• [Problem]
The records below are to be quoted in full; please keep every word exact.

• [Source records]
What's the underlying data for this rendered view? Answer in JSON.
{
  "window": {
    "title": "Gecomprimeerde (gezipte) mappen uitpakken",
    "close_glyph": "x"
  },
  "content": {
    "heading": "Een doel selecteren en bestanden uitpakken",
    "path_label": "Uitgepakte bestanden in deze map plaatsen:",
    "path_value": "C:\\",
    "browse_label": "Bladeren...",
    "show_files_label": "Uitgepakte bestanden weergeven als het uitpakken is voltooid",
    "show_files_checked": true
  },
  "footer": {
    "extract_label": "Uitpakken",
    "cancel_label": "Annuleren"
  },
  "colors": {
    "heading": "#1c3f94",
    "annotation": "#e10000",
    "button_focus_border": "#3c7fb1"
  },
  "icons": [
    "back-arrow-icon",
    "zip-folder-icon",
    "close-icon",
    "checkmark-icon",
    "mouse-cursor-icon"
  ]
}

• [Exercise answer]
What's the underlying data for this rendered view? Answer in JSON.
{
  "window": {
    "title": "Gecomprimeerde (gezipte) mappen uitpakken",
    "close_glyph": "x"
  },
  "content": {
    "heading": "Een doel selecteren en bestanden uitpakken",
    "path_label": "Uitgepakte bestanden in deze map plaatsen:",
    "path_value": "C:\\",
    "browse_label": "Bladeren...",
    "show_files_label": "Uitgepakte bestanden weergeven als het uitpakken is voltooid",
    "show_files_checked": true
  },
  "footer": {
    "extract_label": "Uitpakken",
    "cancel_label": "Annuleren"
  },
  "colors": {
    "heading": "#1c3f94",
    "annotation": "#e10000",
    "button_focus_border": "#3c7fb1"
  },
  "icons": [
    "back-arrow-icon",
    "zip-folder-icon",
    "close-icon",
    "checkmark-icon",
    "mouse-cursor-icon"
  ]
}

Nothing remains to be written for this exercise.